- [GIVEN DATA]:
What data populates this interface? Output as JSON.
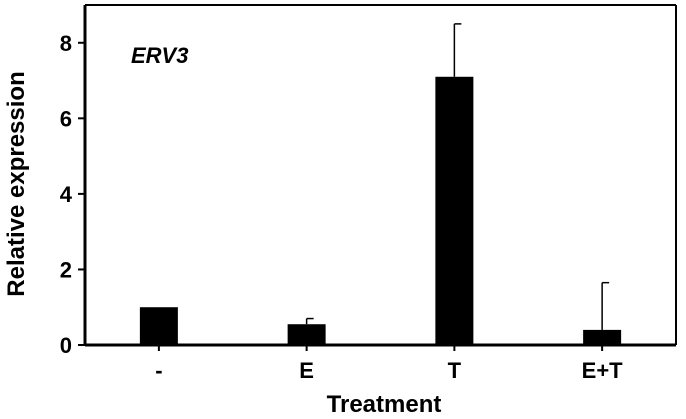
{
  "chart_data": {
    "type": "bar",
    "annotation": "ERV3",
    "xlabel": "Treatment",
    "ylabel": "Relative expression",
    "categories": [
      "-",
      "E",
      "T",
      "E+T"
    ],
    "values": [
      1.0,
      0.55,
      7.1,
      0.4
    ],
    "error_upper": [
      0.0,
      0.15,
      1.4,
      1.25
    ],
    "ylim": [
      0,
      9
    ],
    "y_ticks": [
      0,
      2,
      4,
      6,
      8
    ],
    "y_tick_labels": [
      "0",
      "2",
      "4",
      "6",
      "8"
    ],
    "grid": false,
    "legend": "none",
    "bar_color": "#000000",
    "axis_color": "#000000"
  }
}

- [WHAT THE TASK ASKS]: Transcribe all of the material exactly, leaving out whatever pictures it contains.

- [EXERCISE RESULT]:
What data populates this interface? Output as JSON.
{
  "chart_data": {
    "type": "bar",
    "annotation": "ERV3",
    "xlabel": "Treatment",
    "ylabel": "Relative expression",
    "categories": [
      "-",
      "E",
      "T",
      "E+T"
    ],
    "values": [
      1.0,
      0.55,
      7.1,
      0.4
    ],
    "error_upper": [
      0.0,
      0.15,
      1.4,
      1.25
    ],
    "ylim": [
      0,
      9
    ],
    "y_ticks": [
      0,
      2,
      4,
      6,
      8
    ],
    "y_tick_labels": [
      "0",
      "2",
      "4",
      "6",
      "8"
    ],
    "grid": false,
    "legend": "none",
    "bar_color": "#000000",
    "axis_color": "#000000"
  }
}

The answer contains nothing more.